Set task
In the listing below, please print the line that contains "Transcribe this image's" and every line that follows it, exactly.

Data records:
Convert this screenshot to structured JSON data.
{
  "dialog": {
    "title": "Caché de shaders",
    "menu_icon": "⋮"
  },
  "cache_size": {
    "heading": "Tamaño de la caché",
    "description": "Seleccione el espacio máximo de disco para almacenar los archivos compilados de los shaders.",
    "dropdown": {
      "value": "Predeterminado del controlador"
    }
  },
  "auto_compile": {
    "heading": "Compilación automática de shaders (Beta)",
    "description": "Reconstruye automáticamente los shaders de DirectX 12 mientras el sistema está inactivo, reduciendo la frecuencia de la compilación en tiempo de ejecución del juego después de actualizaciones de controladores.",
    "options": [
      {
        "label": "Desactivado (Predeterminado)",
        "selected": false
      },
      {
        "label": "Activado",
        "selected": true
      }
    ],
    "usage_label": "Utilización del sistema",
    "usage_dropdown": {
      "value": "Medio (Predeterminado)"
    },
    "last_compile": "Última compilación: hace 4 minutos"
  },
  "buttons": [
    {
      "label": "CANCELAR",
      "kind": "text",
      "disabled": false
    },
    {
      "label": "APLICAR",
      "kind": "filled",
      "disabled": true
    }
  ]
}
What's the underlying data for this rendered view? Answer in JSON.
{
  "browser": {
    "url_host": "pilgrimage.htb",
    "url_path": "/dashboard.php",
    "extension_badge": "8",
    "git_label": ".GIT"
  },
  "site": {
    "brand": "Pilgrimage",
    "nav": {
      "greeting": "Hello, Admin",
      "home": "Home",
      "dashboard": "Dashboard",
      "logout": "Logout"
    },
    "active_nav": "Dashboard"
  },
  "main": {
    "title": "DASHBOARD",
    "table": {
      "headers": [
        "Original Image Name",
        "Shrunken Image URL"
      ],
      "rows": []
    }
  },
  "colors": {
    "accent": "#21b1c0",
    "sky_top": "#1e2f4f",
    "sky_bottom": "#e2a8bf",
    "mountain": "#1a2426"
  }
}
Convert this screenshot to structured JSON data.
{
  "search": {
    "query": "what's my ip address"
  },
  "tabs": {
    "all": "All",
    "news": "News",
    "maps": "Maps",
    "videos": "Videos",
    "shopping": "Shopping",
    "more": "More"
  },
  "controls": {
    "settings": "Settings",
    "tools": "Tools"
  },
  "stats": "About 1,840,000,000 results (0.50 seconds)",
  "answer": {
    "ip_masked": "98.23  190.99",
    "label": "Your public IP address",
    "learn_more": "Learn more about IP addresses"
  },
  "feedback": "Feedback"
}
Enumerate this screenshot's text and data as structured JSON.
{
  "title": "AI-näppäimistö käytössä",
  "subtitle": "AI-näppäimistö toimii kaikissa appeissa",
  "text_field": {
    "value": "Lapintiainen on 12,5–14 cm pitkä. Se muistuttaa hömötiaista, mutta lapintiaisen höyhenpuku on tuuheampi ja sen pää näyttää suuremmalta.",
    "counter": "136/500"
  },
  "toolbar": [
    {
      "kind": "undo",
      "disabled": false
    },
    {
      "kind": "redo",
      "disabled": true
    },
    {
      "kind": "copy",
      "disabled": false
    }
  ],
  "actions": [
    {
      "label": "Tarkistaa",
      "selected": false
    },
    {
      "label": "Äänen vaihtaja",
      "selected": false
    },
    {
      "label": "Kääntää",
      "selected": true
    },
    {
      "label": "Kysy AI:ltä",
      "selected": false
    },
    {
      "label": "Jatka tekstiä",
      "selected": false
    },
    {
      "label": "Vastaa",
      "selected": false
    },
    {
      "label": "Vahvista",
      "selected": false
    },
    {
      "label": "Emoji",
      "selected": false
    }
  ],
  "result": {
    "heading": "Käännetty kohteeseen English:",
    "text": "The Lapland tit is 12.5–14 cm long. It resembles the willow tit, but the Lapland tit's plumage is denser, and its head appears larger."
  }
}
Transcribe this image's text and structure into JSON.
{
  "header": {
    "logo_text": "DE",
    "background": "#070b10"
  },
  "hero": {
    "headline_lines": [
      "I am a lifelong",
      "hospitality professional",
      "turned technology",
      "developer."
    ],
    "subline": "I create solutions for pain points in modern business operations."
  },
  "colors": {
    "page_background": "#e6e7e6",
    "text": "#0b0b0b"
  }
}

Written solution
Transcribe this image's text and structure into JSON.
{
  "header": {
    "logo_text": "DE",
    "background": "#070b10"
  },
  "hero": {
    "headline_lines": [
      "I am a lifelong",
      "hospitality professional",
      "turned technology",
      "developer."
    ],
    "subline": "I create solutions for pain points in modern business operations."
  },
  "colors": {
    "page_background": "#e6e7e6",
    "text": "#0b0b0b"
  }
}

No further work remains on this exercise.